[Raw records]
* start *
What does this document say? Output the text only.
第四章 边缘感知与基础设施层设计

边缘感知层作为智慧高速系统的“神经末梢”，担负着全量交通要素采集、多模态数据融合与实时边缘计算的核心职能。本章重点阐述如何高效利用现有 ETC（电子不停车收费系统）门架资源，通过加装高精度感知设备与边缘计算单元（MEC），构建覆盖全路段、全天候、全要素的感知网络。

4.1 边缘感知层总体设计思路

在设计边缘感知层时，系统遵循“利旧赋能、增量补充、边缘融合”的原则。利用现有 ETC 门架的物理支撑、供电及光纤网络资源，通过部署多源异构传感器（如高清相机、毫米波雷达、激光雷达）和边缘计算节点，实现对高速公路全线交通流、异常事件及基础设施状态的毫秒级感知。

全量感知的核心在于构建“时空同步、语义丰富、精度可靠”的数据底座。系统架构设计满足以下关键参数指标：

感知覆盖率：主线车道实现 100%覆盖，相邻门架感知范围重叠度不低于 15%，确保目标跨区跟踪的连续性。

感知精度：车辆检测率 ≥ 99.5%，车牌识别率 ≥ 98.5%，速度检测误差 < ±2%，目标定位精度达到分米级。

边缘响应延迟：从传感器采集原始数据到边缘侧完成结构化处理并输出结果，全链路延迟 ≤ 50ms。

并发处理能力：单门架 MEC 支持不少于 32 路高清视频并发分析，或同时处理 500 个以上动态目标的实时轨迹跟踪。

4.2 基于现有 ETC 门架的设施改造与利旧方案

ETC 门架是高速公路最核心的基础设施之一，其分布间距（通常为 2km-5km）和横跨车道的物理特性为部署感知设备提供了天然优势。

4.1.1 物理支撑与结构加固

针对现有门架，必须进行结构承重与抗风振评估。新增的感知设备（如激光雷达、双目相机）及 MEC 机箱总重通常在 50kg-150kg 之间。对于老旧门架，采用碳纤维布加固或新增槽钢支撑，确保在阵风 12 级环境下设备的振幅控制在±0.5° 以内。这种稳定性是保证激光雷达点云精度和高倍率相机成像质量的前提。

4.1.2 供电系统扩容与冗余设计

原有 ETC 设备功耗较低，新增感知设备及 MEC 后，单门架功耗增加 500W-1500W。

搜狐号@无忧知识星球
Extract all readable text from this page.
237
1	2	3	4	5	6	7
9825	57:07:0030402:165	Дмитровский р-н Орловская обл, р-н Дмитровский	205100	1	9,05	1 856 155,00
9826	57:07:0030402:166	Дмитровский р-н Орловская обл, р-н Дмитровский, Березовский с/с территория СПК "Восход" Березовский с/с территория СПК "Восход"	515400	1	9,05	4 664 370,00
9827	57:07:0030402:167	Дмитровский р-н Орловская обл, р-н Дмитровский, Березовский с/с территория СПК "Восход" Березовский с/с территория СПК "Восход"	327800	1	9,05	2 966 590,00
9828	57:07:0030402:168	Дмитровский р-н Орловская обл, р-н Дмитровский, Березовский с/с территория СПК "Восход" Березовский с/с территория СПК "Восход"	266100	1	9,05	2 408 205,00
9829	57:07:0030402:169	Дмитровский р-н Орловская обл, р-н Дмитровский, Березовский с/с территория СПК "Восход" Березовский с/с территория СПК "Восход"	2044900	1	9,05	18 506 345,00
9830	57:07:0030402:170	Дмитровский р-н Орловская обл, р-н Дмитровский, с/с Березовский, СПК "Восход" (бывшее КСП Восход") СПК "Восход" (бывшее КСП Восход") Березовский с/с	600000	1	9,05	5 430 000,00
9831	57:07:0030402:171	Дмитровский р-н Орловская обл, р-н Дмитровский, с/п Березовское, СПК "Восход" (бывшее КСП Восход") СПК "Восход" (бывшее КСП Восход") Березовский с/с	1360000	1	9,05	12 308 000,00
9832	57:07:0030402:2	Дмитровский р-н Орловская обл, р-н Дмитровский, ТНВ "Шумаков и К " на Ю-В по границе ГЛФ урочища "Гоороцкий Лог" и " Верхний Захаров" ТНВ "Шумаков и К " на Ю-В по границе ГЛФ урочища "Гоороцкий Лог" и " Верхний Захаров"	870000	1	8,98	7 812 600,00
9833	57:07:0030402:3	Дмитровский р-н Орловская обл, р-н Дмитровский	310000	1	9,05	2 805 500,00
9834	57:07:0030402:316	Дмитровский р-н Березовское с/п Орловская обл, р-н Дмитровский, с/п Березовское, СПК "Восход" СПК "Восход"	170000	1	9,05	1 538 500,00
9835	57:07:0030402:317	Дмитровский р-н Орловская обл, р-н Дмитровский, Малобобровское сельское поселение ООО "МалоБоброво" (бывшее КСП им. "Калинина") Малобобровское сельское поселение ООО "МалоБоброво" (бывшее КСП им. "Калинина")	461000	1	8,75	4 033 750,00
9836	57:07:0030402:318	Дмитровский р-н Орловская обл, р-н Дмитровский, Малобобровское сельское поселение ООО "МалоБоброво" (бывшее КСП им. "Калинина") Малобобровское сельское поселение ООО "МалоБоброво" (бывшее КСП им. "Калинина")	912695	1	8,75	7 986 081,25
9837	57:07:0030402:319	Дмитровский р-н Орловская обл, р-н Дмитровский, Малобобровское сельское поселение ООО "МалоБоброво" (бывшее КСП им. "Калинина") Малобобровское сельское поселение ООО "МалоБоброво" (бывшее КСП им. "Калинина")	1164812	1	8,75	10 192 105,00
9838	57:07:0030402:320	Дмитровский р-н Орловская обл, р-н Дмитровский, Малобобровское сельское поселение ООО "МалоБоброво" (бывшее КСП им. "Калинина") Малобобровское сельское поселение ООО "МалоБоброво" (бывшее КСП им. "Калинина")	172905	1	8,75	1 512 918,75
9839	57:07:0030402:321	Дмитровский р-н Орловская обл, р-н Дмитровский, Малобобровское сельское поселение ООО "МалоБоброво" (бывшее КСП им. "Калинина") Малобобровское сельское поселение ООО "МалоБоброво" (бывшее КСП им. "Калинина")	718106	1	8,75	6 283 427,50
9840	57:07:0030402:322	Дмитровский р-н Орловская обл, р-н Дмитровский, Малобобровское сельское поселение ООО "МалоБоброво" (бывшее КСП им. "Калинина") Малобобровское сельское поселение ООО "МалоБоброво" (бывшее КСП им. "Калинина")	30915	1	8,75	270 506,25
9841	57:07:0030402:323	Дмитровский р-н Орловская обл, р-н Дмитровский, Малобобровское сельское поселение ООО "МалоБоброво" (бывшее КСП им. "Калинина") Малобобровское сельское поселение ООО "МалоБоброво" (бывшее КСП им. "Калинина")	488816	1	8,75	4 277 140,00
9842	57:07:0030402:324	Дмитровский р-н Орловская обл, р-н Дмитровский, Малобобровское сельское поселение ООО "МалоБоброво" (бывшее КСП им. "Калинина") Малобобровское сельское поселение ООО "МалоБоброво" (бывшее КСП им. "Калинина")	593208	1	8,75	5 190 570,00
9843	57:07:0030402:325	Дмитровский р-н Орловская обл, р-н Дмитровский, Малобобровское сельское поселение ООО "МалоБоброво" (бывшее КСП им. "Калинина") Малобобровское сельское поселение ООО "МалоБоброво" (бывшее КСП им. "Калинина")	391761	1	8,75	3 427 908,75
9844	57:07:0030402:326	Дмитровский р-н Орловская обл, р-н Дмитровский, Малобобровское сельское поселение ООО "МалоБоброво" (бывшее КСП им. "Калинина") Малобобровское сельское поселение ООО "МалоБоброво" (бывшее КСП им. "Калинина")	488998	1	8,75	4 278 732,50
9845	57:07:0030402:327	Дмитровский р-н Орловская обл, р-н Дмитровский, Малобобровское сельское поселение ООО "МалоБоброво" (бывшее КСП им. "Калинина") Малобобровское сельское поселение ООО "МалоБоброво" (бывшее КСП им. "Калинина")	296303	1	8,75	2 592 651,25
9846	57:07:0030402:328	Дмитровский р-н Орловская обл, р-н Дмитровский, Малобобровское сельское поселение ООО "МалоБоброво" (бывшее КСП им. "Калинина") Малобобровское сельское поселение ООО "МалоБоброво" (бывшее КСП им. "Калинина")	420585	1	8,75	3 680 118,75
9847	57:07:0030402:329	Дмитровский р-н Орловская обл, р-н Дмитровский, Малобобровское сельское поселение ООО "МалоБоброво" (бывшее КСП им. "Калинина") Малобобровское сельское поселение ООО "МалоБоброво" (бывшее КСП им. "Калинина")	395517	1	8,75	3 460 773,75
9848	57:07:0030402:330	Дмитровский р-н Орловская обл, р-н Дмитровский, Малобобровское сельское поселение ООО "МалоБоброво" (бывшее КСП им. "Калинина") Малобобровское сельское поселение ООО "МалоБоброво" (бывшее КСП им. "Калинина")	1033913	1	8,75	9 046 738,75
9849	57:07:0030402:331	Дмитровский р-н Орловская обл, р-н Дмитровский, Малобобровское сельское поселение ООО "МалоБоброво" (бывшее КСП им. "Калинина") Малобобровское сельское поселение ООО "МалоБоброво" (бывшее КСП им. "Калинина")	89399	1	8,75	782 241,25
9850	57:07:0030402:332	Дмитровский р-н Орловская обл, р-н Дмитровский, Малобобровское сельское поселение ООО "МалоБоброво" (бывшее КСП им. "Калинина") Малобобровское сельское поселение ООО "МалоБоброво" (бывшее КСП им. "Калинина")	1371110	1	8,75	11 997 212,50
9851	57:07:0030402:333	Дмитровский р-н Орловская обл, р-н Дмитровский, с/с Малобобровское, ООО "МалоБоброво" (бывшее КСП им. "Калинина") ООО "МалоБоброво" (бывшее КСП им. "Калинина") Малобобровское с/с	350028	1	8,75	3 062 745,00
* end *
(WORK TO BE COMPLETED) Show every line in the entries where the string "text" occurs.

(WRITTEN ANSWER)
What does this document say? Output the text only.
Extract all readable text from this page.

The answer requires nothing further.